GIVEN TASK - Work through the data line by line, gathering every line that has the word "Figure".

[Items from a data source]
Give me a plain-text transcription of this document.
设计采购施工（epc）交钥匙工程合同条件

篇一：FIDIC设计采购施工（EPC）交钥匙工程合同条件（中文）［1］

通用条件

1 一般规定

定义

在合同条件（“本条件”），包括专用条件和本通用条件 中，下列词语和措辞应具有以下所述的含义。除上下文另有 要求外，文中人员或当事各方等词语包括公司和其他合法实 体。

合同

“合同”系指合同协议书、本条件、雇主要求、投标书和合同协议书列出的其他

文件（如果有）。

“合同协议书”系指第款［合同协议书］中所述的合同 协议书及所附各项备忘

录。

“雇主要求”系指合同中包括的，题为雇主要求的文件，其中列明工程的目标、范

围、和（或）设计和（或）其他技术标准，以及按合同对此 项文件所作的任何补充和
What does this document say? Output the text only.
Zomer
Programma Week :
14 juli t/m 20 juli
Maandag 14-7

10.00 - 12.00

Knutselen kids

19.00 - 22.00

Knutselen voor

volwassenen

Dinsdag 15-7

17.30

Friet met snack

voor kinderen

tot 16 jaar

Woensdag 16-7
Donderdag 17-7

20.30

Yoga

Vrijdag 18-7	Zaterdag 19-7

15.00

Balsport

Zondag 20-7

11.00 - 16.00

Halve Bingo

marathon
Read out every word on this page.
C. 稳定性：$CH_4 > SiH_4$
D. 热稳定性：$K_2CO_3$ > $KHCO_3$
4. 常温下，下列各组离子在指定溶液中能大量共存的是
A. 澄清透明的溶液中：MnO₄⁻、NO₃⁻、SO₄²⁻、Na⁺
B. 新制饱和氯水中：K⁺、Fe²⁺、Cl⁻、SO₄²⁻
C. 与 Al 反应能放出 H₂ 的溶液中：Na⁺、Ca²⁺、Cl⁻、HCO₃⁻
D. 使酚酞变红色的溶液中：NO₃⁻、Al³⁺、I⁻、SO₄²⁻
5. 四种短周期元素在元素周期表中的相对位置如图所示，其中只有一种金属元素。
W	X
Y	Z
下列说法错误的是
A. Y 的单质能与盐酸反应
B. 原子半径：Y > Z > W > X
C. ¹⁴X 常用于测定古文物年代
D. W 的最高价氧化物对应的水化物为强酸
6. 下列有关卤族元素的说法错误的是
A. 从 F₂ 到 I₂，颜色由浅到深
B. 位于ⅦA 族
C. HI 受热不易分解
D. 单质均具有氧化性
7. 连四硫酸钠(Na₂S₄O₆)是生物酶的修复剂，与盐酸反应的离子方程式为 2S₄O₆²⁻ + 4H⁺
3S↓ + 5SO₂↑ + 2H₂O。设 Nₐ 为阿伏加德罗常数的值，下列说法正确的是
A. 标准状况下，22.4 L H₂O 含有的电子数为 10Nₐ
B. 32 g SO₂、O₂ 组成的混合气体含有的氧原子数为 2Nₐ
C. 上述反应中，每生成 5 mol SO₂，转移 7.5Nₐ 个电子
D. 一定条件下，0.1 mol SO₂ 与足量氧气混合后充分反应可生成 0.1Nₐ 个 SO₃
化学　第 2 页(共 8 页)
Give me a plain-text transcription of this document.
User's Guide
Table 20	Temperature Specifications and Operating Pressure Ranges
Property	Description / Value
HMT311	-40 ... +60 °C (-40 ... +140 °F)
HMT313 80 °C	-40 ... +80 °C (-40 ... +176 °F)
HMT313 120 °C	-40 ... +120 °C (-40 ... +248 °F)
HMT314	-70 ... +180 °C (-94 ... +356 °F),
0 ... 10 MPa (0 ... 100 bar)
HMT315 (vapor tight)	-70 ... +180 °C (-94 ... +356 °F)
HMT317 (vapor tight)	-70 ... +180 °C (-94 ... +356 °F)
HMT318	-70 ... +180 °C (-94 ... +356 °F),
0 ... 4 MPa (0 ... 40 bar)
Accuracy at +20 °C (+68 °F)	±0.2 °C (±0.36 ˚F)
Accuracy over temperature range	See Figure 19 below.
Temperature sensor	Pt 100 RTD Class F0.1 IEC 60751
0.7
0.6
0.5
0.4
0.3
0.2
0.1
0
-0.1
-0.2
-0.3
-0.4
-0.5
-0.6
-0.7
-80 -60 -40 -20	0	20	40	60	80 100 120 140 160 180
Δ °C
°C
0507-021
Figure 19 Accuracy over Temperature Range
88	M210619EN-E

RESPONSE TO THIS TASK -
Accuracy over temperature range	See Figure 19 below.
Figure 19 Accuracy over Temperature Range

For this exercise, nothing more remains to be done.